Directions for this task:
All lines featuring the string "annually" are to be listed.

───

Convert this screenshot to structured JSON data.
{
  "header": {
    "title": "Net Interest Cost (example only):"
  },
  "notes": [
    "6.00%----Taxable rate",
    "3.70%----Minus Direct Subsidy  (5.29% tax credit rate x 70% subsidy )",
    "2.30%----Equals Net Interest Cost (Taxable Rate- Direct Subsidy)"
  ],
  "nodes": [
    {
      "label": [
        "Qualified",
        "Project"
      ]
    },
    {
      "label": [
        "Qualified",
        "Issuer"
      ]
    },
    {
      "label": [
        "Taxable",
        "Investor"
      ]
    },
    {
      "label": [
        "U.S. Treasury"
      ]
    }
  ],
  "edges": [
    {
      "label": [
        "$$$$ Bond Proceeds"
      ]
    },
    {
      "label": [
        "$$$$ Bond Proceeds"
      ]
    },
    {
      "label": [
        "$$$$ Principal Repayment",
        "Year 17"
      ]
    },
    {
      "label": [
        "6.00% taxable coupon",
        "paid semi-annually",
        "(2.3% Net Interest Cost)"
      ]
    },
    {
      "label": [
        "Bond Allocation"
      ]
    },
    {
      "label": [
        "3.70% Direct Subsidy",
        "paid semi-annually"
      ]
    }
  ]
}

───

Result of the task:
        "paid semi-annually",
        "paid semi-annually"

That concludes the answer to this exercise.